# Requirement
Reproduce the data in its entirety, exactly as supplied.

# Supplied data

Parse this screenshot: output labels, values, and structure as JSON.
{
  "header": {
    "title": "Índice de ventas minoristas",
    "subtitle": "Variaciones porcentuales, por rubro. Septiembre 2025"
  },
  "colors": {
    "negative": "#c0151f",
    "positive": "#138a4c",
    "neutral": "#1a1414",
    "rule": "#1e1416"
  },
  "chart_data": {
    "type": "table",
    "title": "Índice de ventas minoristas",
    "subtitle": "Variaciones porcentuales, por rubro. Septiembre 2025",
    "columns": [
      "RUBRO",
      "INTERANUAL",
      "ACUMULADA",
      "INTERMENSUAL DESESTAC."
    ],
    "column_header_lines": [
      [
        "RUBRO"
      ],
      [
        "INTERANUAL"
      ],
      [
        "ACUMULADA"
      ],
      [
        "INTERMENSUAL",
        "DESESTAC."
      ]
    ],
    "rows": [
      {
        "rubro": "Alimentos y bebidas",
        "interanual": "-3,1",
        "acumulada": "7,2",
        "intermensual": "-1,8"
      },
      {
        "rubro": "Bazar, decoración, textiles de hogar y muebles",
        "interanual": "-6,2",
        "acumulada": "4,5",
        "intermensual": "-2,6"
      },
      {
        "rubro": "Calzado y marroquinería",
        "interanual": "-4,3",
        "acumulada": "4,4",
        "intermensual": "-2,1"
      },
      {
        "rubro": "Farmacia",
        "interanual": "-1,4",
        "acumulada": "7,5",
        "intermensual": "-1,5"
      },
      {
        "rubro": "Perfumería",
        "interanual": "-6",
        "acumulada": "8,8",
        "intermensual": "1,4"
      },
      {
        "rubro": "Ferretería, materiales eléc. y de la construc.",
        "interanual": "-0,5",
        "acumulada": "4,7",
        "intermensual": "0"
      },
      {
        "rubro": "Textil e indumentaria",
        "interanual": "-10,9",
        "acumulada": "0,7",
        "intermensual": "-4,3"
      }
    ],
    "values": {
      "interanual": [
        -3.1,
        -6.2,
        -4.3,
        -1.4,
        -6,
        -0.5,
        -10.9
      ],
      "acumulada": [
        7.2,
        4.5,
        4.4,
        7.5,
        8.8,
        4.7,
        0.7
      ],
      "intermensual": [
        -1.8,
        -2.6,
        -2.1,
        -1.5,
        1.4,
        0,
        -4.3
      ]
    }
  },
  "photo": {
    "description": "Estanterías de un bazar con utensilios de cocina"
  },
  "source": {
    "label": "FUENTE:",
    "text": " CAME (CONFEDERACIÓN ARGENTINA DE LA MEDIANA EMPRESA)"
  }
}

# Expected output
Parse this screenshot: output labels, values, and structure as JSON.
{
  "header": {
    "title": "Índice de ventas minoristas",
    "subtitle": "Variaciones porcentuales, por rubro. Septiembre 2025"
  },
  "colors": {
    "negative": "#c0151f",
    "positive": "#138a4c",
    "neutral": "#1a1414",
    "rule": "#1e1416"
  },
  "chart_data": {
    "type": "table",
    "title": "Índice de ventas minoristas",
    "subtitle": "Variaciones porcentuales, por rubro. Septiembre 2025",
    "columns": [
      "RUBRO",
      "INTERANUAL",
      "ACUMULADA",
      "INTERMENSUAL DESESTAC."
    ],
    "column_header_lines": [
      [
        "RUBRO"
      ],
      [
        "INTERANUAL"
      ],
      [
        "ACUMULADA"
      ],
      [
        "INTERMENSUAL",
        "DESESTAC."
      ]
    ],
    "rows": [
      {
        "rubro": "Alimentos y bebidas",
        "interanual": "-3,1",
        "acumulada": "7,2",
        "intermensual": "-1,8"
      },
      {
        "rubro": "Bazar, decoración, textiles de hogar y muebles",
        "interanual": "-6,2",
        "acumulada": "4,5",
        "intermensual": "-2,6"
      },
      {
        "rubro": "Calzado y marroquinería",
        "interanual": "-4,3",
        "acumulada": "4,4",
        "intermensual": "-2,1"
      },
      {
        "rubro": "Farmacia",
        "interanual": "-1,4",
        "acumulada": "7,5",
        "intermensual": "-1,5"
      },
      {
        "rubro": "Perfumería",
        "interanual": "-6",
        "acumulada": "8,8",
        "intermensual": "1,4"
      },
      {
        "rubro": "Ferretería, materiales eléc. y de la construc.",
        "interanual": "-0,5",
        "acumulada": "4,7",
        "intermensual": "0"
      },
      {
        "rubro": "Textil e indumentaria",
        "interanual": "-10,9",
        "acumulada": "0,7",
        "intermensual": "-4,3"
      }
    ],
    "values": {
      "interanual": [
        -3.1,
        -6.2,
        -4.3,
        -1.4,
        -6,
        -0.5,
        -10.9
      ],
      "acumulada": [
        7.2,
        4.5,
        4.4,
        7.5,
        8.8,
        4.7,
        0.7
      ],
      "intermensual": [
        -1.8,
        -2.6,
        -2.1,
        -1.5,
        1.4,
        0,
        -4.3
      ]
    }
  },
  "photo": {
    "description": "Estanterías de un bazar con utensilios de cocina"
  },
  "source": {
    "label": "FUENTE:",
    "text": " CAME (CONFEDERACIÓN ARGENTINA DE LA MEDIANA EMPRESA)"
  }
}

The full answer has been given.